### What is needed
Each entry below must be repeated word for word.

### Data rows
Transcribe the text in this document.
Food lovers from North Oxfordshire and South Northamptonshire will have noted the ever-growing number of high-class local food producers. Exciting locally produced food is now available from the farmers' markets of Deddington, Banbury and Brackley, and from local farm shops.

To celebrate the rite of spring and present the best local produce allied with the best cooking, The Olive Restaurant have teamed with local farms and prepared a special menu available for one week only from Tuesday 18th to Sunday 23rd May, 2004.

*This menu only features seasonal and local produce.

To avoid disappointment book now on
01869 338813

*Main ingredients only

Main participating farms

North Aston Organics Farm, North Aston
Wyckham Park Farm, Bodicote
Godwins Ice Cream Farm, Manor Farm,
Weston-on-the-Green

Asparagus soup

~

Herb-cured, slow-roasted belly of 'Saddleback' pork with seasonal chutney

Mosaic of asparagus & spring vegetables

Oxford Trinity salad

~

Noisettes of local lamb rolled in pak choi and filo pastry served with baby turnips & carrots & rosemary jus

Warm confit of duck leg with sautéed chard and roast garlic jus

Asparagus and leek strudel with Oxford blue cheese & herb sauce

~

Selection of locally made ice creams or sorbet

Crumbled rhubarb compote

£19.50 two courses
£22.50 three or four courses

### Exercise output
Transcribe the text in this document.
Food lovers from North Oxfordshire and South Northamptonshire will have noted the ever-growing number of high-class local food producers. Exciting locally produced food is now available from the farmers' markets of Deddington, Banbury and Brackley, and from local farm shops.

To celebrate the rite of spring and present the best local produce allied with the best cooking, The Olive Restaurant have teamed with local farms and prepared a special menu available for one week only from Tuesday 18th to Sunday 23rd May, 2004.

*This menu only features seasonal and local produce.

To avoid disappointment book now on
01869 338813

*Main ingredients only

Main participating farms

North Aston Organics Farm, North Aston
Wyckham Park Farm, Bodicote
Godwins Ice Cream Farm, Manor Farm,
Weston-on-the-Green

Asparagus soup

~

Herb-cured, slow-roasted belly of 'Saddleback' pork with seasonal chutney

Mosaic of asparagus & spring vegetables

Oxford Trinity salad

~

Noisettes of local lamb rolled in pak choi and filo pastry served with baby turnips & carrots & rosemary jus

Warm confit of duck leg with sautéed chard and roast garlic jus

Asparagus and leek strudel with Oxford blue cheese & herb sauce

~

Selection of locally made ice creams or sorbet

Crumbled rhubarb compote

£19.50 two courses
£22.50 three or four courses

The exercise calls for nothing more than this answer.